━━━ Records for the task ━━━

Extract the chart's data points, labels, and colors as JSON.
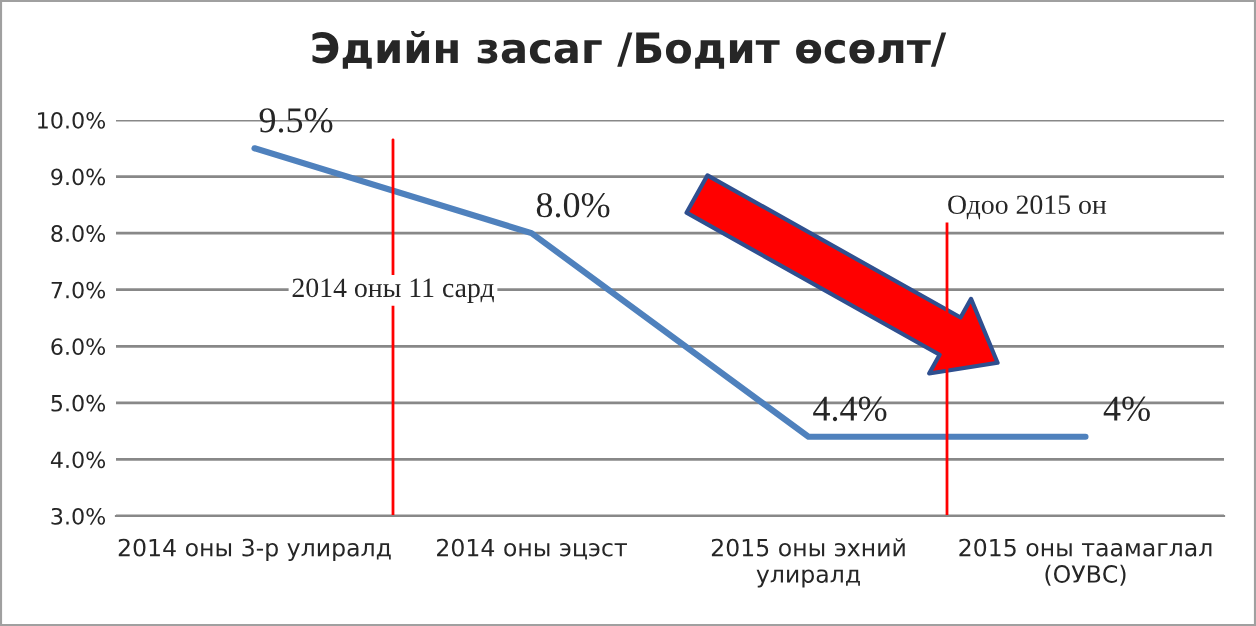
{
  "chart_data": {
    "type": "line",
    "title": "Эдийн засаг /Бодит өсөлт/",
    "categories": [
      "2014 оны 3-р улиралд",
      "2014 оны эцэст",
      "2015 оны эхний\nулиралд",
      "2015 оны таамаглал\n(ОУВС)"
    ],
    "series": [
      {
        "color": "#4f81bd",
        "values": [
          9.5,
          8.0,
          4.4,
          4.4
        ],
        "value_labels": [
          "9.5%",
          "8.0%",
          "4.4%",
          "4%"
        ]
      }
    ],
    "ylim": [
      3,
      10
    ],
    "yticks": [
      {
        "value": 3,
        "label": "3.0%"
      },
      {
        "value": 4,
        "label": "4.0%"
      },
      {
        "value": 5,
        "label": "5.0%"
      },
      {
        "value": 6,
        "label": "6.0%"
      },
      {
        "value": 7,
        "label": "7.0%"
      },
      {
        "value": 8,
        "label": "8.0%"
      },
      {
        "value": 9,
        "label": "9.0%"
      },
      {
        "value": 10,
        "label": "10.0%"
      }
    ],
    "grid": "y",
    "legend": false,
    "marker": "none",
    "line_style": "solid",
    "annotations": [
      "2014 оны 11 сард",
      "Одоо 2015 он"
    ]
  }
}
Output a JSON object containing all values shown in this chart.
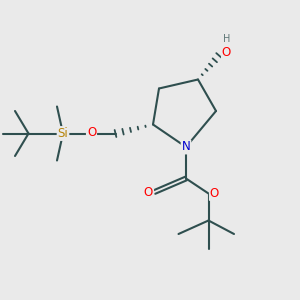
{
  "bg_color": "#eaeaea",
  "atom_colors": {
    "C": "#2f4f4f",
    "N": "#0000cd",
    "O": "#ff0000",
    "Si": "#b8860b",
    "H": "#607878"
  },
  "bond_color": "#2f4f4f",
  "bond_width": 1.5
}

━━━

> [Task instructions]: Print each line of the material above exactly, with the pictures removed from your copy.

> [Response to this task]:
Extract the chart's data points, labels, and colors as JSON.
{
  "chart_data": {
    "type": "line",
    "title": "Эдийн засаг /Бодит өсөлт/",
    "categories": [
      "2014 оны 3-р улиралд",
      "2014 оны эцэст",
      "2015 оны эхний\nулиралд",
      "2015 оны таамаглал\n(ОУВС)"
    ],
    "series": [
      {
        "color": "#4f81bd",
        "values": [
          9.5,
          8.0,
          4.4,
          4.4
        ],
        "value_labels": [
          "9.5%",
          "8.0%",
          "4.4%",
          "4%"
        ]
      }
    ],
    "ylim": [
      3,
      10
    ],
    "yticks": [
      {
        "value": 3,
        "label": "3.0%"
      },
      {
        "value": 4,
        "label": "4.0%"
      },
      {
        "value": 5,
        "label": "5.0%"
      },
      {
        "value": 6,
        "label": "6.0%"
      },
      {
        "value": 7,
        "label": "7.0%"
      },
      {
        "value": 8,
        "label": "8.0%"
      },
      {
        "value": 9,
        "label": "9.0%"
      },
      {
        "value": 10,
        "label": "10.0%"
      }
    ],
    "grid": "y",
    "legend": false,
    "marker": "none",
    "line_style": "solid",
    "annotations": [
      "2014 оны 11 сард",
      "Одоо 2015 он"
    ]
  }
}
Output a JSON object containing all values shown in this chart.
{
  "bg_color": "#eaeaea",
  "atom_colors": {
    "C": "#2f4f4f",
    "N": "#0000cd",
    "O": "#ff0000",
    "Si": "#b8860b",
    "H": "#607878"
  },
  "bond_color": "#2f4f4f",
  "bond_width": 1.5
}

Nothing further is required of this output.